Stored entries:

◆ ◆ ◆ ◆ ◆

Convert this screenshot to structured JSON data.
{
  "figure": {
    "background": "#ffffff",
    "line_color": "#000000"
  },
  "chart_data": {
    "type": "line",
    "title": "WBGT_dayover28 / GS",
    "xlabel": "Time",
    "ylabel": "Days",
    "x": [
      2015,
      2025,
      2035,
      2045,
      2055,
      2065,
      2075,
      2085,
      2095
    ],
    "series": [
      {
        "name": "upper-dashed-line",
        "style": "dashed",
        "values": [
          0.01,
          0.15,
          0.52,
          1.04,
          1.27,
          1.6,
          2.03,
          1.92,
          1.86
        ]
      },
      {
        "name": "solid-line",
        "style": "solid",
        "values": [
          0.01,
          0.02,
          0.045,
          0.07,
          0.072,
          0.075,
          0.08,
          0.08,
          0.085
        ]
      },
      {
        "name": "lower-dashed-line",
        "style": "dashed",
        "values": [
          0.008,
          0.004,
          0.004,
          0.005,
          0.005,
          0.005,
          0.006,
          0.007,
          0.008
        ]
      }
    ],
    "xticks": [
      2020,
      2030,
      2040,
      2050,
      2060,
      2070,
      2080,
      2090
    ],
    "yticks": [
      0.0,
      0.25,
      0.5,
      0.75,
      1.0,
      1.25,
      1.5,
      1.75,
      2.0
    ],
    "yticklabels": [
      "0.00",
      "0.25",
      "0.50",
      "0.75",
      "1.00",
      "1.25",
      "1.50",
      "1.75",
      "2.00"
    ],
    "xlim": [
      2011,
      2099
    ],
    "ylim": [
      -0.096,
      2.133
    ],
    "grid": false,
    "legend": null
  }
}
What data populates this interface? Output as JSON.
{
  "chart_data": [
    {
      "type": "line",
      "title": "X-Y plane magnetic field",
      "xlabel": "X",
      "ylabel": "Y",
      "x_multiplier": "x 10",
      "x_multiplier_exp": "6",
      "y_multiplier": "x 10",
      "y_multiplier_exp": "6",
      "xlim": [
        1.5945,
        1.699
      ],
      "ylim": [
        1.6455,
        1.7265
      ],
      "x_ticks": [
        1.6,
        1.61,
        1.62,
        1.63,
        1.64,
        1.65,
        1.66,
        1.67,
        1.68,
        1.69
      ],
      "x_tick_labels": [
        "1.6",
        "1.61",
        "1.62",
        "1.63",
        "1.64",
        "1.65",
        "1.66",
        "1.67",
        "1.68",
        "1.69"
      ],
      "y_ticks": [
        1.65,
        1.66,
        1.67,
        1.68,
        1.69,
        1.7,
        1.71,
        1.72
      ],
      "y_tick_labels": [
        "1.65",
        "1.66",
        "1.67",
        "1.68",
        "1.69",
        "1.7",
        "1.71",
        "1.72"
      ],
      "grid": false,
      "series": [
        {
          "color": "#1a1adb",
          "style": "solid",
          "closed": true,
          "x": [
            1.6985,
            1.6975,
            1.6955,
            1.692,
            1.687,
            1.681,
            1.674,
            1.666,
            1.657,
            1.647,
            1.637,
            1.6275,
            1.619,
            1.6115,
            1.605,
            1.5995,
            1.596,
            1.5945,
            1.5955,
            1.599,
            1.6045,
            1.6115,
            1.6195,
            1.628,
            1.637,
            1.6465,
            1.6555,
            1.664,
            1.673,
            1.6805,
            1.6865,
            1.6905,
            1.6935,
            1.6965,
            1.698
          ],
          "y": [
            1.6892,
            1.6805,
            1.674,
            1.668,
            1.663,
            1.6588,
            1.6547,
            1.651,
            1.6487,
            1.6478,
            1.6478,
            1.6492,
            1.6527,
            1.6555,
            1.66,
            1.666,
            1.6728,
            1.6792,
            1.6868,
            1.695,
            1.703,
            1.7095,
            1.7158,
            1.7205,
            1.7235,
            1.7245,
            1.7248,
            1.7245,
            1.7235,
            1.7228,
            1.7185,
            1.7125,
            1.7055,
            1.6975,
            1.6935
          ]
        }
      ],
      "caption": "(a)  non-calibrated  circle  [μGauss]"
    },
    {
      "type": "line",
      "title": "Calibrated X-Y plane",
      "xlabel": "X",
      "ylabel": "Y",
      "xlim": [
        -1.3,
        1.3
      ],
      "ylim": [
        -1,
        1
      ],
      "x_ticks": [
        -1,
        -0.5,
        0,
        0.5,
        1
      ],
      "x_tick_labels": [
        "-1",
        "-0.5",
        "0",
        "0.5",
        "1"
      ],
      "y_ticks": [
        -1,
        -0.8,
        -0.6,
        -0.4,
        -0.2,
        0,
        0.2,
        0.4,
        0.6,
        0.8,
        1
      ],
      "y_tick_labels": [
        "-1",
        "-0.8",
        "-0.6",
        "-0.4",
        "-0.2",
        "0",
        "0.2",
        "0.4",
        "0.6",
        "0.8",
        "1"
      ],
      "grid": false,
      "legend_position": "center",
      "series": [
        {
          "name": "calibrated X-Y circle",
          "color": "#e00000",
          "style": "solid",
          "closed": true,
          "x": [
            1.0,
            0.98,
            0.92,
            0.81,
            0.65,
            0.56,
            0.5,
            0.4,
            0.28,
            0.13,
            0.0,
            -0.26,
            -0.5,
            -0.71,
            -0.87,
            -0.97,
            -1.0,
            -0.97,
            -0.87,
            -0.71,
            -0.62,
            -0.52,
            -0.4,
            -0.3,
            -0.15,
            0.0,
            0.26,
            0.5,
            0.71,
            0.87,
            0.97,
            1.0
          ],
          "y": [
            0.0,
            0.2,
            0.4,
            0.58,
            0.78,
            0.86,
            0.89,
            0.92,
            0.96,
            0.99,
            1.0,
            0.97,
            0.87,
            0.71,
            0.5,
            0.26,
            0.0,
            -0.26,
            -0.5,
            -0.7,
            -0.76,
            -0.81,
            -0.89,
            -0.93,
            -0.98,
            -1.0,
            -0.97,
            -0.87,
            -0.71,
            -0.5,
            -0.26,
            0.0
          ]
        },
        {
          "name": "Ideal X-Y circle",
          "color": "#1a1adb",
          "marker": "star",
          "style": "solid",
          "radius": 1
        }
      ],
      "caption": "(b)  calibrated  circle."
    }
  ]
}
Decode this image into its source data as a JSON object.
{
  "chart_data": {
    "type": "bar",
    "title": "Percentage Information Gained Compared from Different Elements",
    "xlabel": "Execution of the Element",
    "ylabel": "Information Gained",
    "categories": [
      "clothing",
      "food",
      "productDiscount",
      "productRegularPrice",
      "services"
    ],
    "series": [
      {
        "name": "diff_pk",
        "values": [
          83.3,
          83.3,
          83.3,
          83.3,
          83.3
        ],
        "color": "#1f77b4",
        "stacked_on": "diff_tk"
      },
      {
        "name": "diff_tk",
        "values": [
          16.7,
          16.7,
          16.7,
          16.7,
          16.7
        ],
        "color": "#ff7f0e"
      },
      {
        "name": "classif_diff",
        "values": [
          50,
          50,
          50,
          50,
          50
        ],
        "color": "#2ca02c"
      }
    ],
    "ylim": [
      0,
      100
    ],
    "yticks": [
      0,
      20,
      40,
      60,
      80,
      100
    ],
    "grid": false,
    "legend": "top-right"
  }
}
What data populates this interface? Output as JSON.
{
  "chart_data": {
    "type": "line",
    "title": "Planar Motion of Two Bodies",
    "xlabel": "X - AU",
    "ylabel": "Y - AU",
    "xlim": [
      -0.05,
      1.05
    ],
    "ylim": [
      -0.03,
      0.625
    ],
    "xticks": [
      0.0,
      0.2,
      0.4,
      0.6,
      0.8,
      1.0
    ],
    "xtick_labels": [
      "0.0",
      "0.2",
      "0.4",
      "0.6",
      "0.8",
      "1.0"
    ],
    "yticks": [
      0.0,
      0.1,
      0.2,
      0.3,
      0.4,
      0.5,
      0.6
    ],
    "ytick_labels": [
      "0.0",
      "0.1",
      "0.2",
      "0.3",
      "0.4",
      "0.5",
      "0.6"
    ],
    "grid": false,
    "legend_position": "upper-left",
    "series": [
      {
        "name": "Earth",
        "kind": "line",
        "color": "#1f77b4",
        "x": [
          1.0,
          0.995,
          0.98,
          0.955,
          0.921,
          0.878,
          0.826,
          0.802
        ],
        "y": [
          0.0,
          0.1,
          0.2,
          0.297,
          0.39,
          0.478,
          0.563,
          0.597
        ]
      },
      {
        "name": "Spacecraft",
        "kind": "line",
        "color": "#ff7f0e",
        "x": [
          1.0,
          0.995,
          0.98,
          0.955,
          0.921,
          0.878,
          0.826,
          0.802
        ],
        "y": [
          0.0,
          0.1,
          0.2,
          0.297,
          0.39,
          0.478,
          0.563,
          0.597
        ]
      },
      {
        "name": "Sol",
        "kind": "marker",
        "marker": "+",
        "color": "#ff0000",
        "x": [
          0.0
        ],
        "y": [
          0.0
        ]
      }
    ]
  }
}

◆ ◆ ◆ ◆ ◆

**The request:** Your task is to gather all lines from the entries above that hold the word "JSON".

**Final result:**
Convert this screenshot to structured JSON data.
What data populates this interface? Output as JSON.
Decode this image into its source data as a JSON object.
What data populates this interface? Output as JSON.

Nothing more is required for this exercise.